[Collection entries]
• • • • • • •

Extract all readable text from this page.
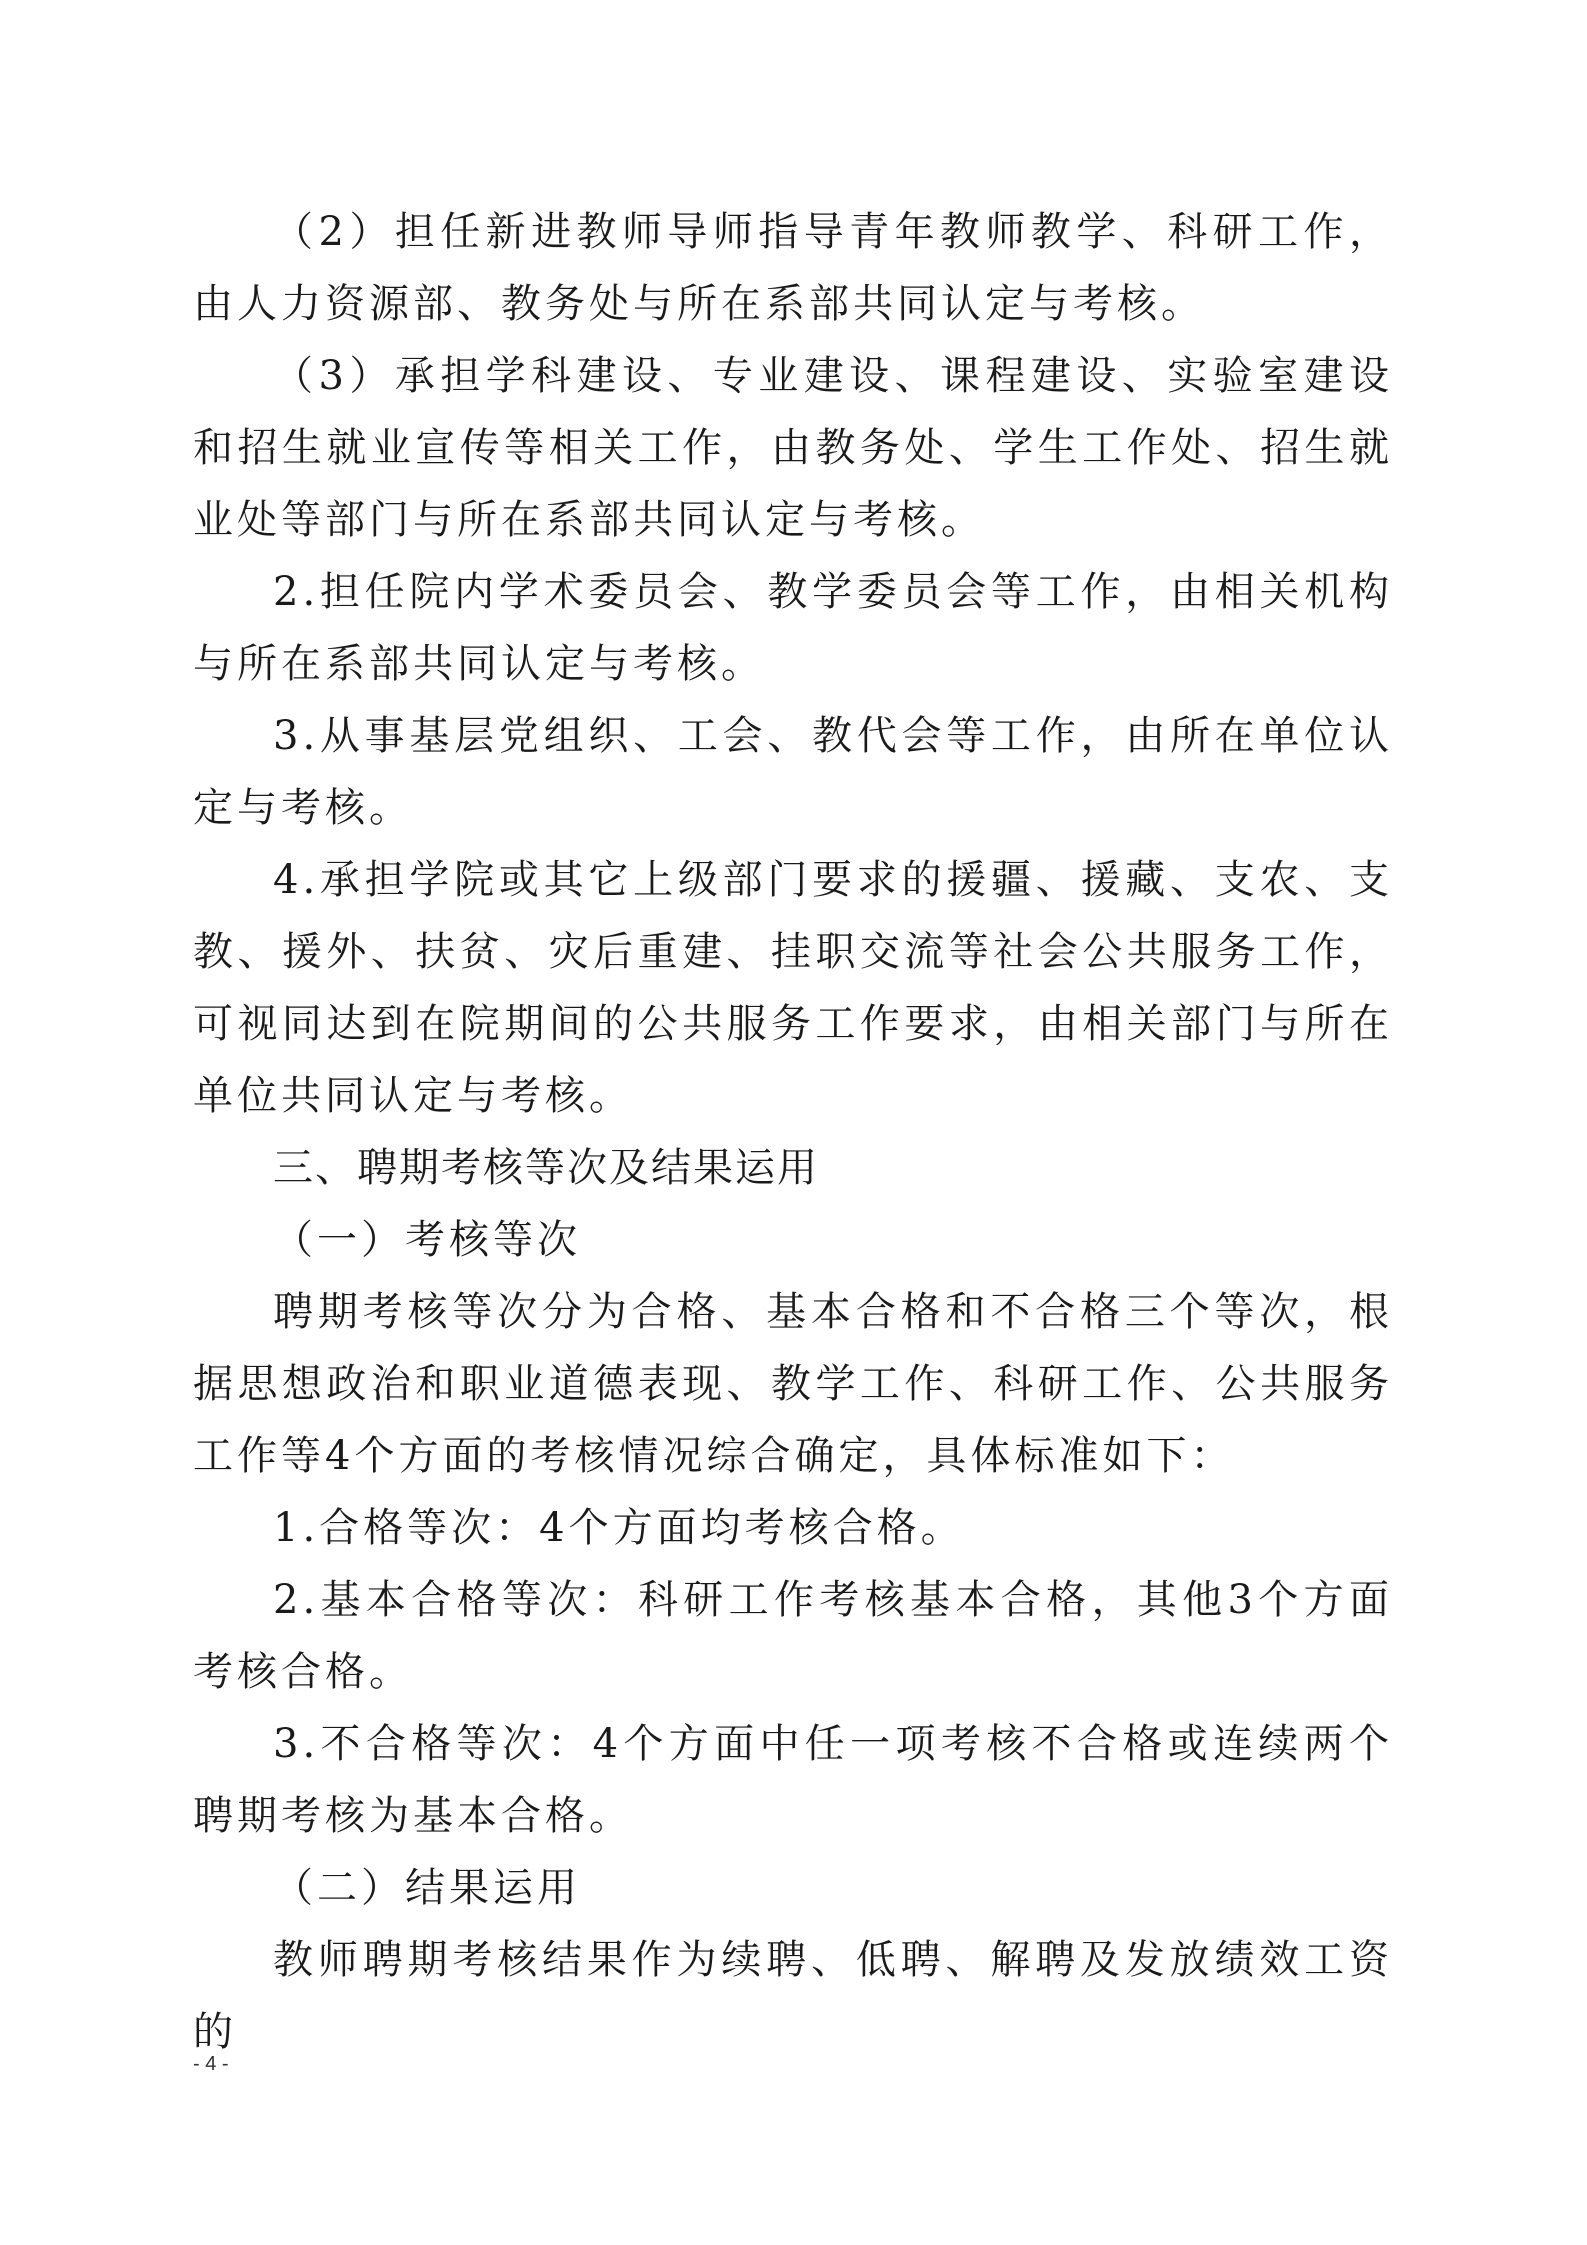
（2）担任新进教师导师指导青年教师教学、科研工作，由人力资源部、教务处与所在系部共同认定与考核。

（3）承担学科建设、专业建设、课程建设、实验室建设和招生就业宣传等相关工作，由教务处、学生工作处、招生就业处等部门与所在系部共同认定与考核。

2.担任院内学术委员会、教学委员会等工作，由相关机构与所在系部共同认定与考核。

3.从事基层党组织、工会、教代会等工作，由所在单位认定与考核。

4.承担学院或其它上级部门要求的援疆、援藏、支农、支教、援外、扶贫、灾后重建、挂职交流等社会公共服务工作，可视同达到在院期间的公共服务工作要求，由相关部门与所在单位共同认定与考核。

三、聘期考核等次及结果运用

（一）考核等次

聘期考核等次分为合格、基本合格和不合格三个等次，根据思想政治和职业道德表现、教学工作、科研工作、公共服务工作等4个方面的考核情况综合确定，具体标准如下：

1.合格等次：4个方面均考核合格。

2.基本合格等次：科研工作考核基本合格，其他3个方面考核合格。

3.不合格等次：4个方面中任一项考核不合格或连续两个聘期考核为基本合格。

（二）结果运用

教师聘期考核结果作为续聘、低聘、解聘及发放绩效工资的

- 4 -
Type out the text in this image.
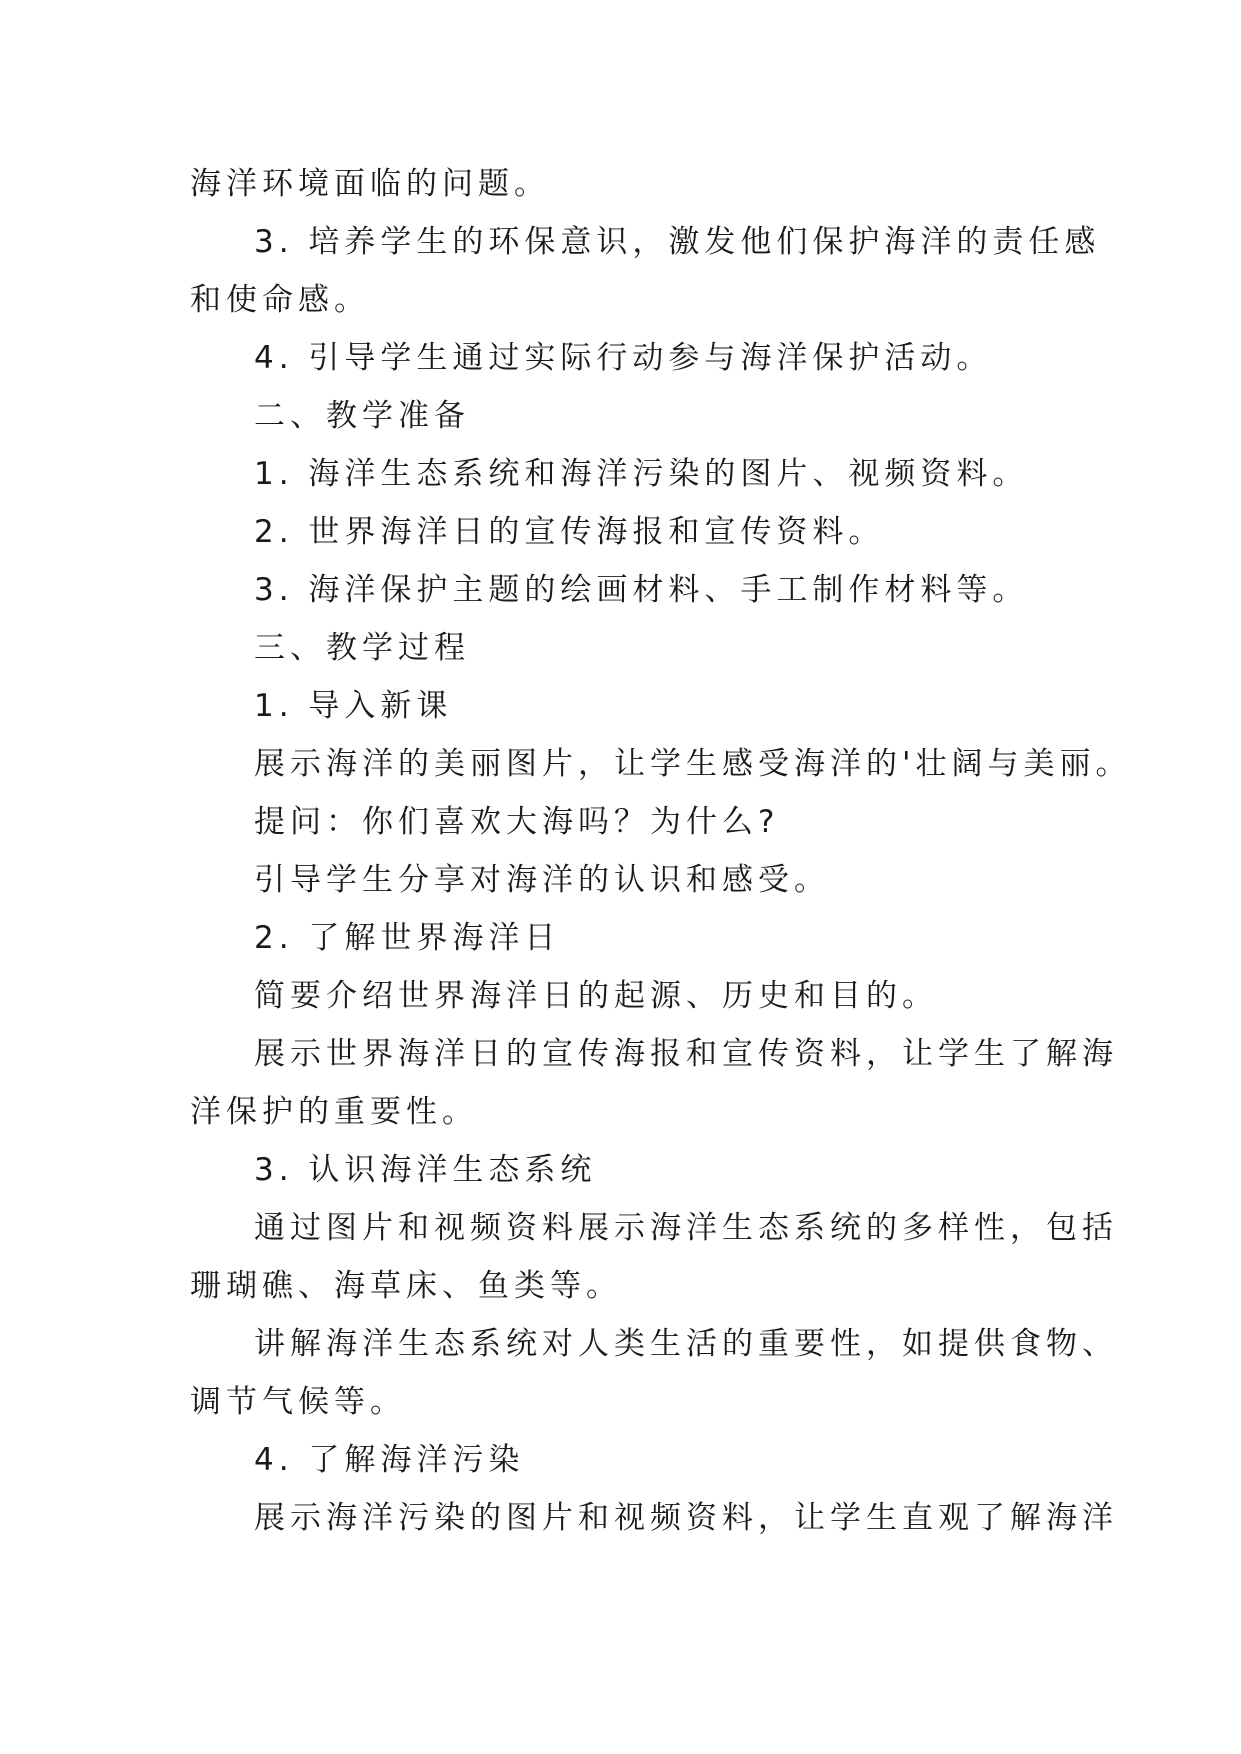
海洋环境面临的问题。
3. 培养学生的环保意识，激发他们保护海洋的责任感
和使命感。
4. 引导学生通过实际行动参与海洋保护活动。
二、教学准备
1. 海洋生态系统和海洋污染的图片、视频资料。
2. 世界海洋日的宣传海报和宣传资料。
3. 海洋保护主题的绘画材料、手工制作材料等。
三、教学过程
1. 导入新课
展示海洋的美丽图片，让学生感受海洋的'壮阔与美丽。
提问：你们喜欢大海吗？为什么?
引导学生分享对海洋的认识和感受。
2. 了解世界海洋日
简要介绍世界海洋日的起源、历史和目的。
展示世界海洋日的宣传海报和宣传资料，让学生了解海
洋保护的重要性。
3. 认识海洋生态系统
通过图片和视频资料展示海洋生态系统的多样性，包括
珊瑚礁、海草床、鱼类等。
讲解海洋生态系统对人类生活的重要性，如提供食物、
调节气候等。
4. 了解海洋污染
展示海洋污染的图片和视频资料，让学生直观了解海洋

• • • • • • •

DIRECTION: Retype word for word the span of lines above that begins with the line containing "Type out the text in this image." and ends with the last line of the records; skip all pictures.

SOLUTION FOR THIS TASK:
Type out the text in this image.
海洋环境面临的问题。
3. 培养学生的环保意识，激发他们保护海洋的责任感
和使命感。
4. 引导学生通过实际行动参与海洋保护活动。
二、教学准备
1. 海洋生态系统和海洋污染的图片、视频资料。
2. 世界海洋日的宣传海报和宣传资料。
3. 海洋保护主题的绘画材料、手工制作材料等。
三、教学过程
1. 导入新课
展示海洋的美丽图片，让学生感受海洋的'壮阔与美丽。
提问：你们喜欢大海吗？为什么?
引导学生分享对海洋的认识和感受。
2. 了解世界海洋日
简要介绍世界海洋日的起源、历史和目的。
展示世界海洋日的宣传海报和宣传资料，让学生了解海
洋保护的重要性。
3. 认识海洋生态系统
通过图片和视频资料展示海洋生态系统的多样性，包括
珊瑚礁、海草床、鱼类等。
讲解海洋生态系统对人类生活的重要性，如提供食物、
调节气候等。
4. 了解海洋污染
展示海洋污染的图片和视频资料，让学生直观了解海洋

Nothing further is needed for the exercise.